▶ [PROBLEM DETAILS] Work through the data below and give the number of lines holding "name", nothing more.

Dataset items
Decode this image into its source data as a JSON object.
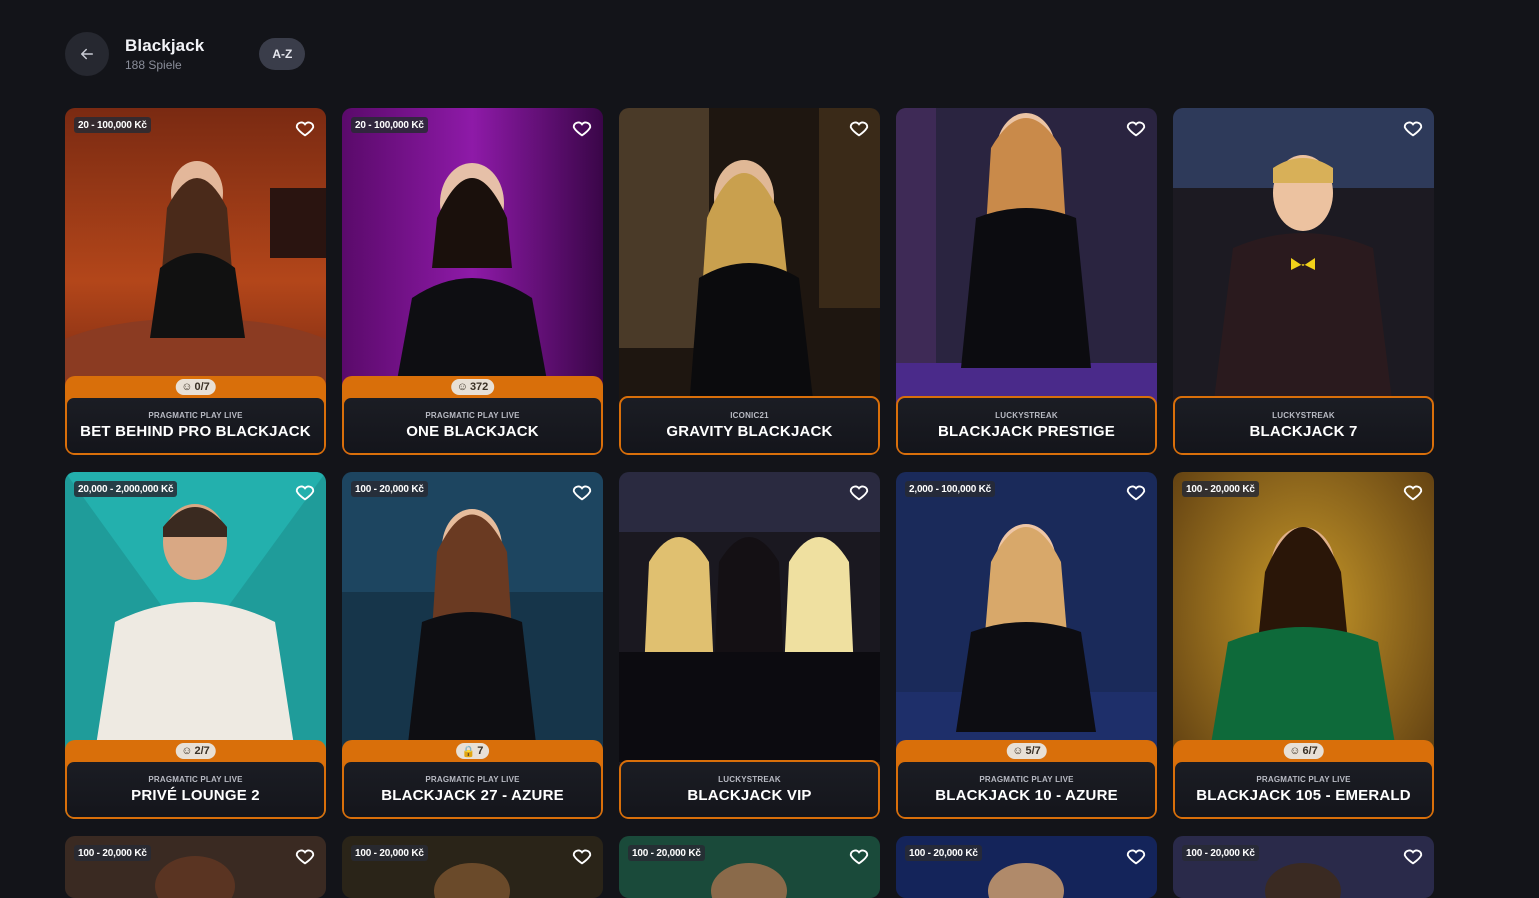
{
  "header": {
    "title": "Blackjack",
    "subtitle": "188 Spiele",
    "sort_label": "A-Z"
  },
  "colors": {
    "accent": "#d96f0a",
    "background": "#131419"
  },
  "icons": {
    "back": "arrow-left-icon",
    "favorite": "heart-icon",
    "seat": "seat-icon",
    "lock": "lock-icon"
  },
  "cards": [
    {
      "limit": "20 - 100,000 Kč",
      "seats": "0/7",
      "provider": "PRAGMATIC PLAY LIVE",
      "name": "BET BEHIND PRO BLACKJACK"
    },
    {
      "limit": "20 - 100,000 Kč",
      "seats": "372",
      "provider": "PRAGMATIC PLAY LIVE",
      "name": "ONE BLACKJACK"
    },
    {
      "limit": "",
      "seats": "",
      "provider": "ICONIC21",
      "name": "GRAVITY BLACKJACK"
    },
    {
      "limit": "",
      "seats": "",
      "provider": "LUCKYSTREAK",
      "name": "BLACKJACK PRESTIGE"
    },
    {
      "limit": "",
      "seats": "",
      "provider": "LUCKYSTREAK",
      "name": "BLACKJACK 7"
    },
    {
      "limit": "20,000 - 2,000,000 Kč",
      "seats": "2/7",
      "provider": "PRAGMATIC PLAY LIVE",
      "name": "PRIVÉ LOUNGE 2"
    },
    {
      "limit": "100 - 20,000 Kč",
      "seats": "7",
      "provider": "PRAGMATIC PLAY LIVE",
      "name": "BLACKJACK 27 - AZURE"
    },
    {
      "limit": "",
      "seats": "",
      "provider": "LUCKYSTREAK",
      "name": "BLACKJACK VIP"
    },
    {
      "limit": "2,000 - 100,000 Kč",
      "seats": "5/7",
      "provider": "PRAGMATIC PLAY LIVE",
      "name": "BLACKJACK 10 - AZURE"
    },
    {
      "limit": "100 - 20,000 Kč",
      "seats": "6/7",
      "provider": "PRAGMATIC PLAY LIVE",
      "name": "BLACKJACK 105 - EMERALD"
    },
    {
      "limit": "100 - 20,000 Kč"
    },
    {
      "limit": "100 - 20,000 Kč"
    },
    {
      "limit": "100 - 20,000 Kč"
    },
    {
      "limit": "100 - 20,000 Kč"
    },
    {
      "limit": "100 - 20,000 Kč"
    }
  ]
}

▶ [COMPLETE RESPONSE] 10